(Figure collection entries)
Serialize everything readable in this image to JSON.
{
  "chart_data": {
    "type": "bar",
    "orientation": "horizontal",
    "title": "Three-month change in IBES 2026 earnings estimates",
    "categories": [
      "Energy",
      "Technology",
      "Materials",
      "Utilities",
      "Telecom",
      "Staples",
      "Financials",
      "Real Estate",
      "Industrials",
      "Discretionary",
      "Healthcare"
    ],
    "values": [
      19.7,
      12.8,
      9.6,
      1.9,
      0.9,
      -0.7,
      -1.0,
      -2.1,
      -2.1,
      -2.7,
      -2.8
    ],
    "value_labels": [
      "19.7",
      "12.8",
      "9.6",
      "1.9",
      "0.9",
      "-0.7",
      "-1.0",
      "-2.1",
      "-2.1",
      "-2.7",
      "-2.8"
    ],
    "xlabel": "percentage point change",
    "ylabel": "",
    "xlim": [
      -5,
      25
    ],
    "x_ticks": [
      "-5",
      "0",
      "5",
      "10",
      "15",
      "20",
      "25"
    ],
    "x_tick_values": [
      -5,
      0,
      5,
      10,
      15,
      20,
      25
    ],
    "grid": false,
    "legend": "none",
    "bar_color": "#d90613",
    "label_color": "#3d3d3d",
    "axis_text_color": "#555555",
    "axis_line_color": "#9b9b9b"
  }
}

--

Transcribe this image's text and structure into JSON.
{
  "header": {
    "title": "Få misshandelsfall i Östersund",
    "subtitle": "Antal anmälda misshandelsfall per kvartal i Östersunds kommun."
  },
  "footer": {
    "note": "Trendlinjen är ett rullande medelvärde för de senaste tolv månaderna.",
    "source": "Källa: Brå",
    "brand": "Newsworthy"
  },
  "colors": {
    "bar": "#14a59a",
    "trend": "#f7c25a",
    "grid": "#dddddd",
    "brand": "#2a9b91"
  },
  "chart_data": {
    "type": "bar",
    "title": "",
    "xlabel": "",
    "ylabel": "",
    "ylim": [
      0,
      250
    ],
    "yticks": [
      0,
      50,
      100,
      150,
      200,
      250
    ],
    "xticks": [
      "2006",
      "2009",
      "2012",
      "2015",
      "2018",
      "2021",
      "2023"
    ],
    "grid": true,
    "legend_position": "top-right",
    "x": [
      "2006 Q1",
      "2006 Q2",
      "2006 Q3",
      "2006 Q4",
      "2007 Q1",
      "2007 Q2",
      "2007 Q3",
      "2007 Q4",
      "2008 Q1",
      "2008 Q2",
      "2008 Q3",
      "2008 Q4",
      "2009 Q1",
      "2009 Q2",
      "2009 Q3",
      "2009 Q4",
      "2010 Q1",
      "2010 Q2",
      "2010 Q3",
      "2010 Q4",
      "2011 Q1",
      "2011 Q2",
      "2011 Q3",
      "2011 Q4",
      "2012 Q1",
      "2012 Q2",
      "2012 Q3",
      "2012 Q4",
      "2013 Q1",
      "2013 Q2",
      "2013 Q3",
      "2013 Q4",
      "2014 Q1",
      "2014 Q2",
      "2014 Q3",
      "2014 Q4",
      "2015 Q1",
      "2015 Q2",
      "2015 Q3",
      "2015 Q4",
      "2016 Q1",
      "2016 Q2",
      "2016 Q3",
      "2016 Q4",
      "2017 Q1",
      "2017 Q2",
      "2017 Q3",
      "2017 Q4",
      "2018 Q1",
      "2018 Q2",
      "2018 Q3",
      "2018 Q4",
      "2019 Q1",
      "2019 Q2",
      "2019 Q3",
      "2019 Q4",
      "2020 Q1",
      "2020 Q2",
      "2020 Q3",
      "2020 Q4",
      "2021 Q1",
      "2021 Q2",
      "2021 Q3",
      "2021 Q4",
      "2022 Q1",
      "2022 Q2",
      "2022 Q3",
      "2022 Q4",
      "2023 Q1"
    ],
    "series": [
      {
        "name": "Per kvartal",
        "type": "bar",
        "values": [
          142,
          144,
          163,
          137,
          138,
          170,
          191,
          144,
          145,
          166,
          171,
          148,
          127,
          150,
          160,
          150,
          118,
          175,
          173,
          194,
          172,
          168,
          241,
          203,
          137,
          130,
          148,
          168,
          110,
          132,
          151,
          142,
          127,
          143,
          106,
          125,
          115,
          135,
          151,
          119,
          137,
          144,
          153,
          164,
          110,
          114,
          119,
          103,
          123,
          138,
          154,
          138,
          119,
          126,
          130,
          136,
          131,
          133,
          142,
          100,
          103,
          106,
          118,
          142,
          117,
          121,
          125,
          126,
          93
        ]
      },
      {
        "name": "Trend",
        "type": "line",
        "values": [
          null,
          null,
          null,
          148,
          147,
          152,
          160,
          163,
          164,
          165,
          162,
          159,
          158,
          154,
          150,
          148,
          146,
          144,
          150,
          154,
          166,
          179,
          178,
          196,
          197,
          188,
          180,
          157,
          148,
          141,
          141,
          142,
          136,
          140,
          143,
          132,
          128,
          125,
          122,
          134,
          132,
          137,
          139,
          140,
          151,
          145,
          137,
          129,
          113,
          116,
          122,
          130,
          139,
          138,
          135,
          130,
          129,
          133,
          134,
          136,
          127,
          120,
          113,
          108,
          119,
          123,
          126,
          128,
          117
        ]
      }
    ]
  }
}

...

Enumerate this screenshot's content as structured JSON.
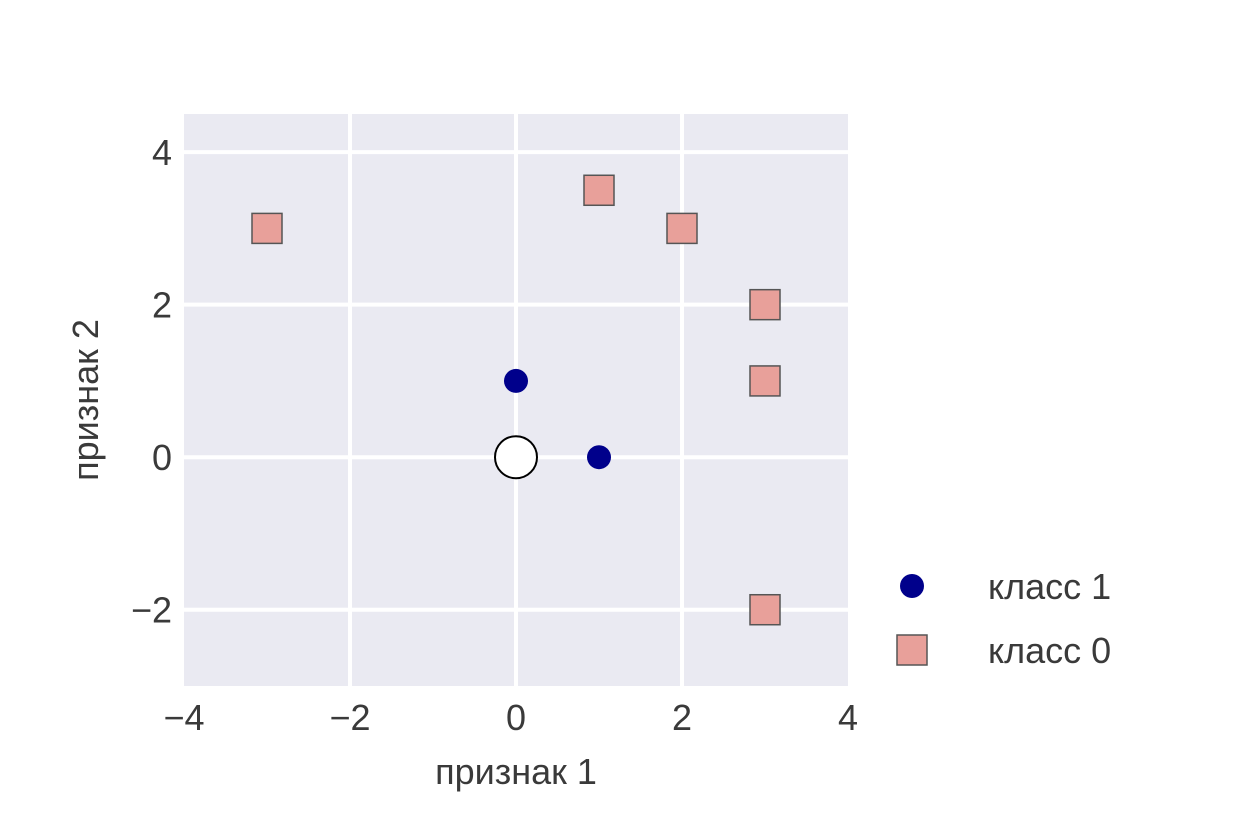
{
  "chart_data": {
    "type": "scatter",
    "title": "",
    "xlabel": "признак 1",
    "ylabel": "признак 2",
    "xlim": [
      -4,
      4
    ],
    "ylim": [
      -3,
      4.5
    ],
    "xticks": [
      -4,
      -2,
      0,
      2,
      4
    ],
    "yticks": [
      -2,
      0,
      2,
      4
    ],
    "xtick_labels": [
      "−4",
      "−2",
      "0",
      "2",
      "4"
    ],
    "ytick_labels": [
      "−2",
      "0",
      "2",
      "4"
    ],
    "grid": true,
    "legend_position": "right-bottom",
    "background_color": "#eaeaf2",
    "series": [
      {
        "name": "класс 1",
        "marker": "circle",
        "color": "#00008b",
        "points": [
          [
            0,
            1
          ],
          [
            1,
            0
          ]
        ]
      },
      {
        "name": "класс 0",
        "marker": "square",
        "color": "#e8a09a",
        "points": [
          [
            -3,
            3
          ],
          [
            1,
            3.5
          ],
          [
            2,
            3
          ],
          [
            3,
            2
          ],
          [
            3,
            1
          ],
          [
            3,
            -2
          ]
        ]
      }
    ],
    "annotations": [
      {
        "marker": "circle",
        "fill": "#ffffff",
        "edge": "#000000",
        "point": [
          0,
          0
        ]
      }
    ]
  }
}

Aim of the exercise: Work out how many lines in the records above hold the string "grid", then give only that count.

Result of the task: 4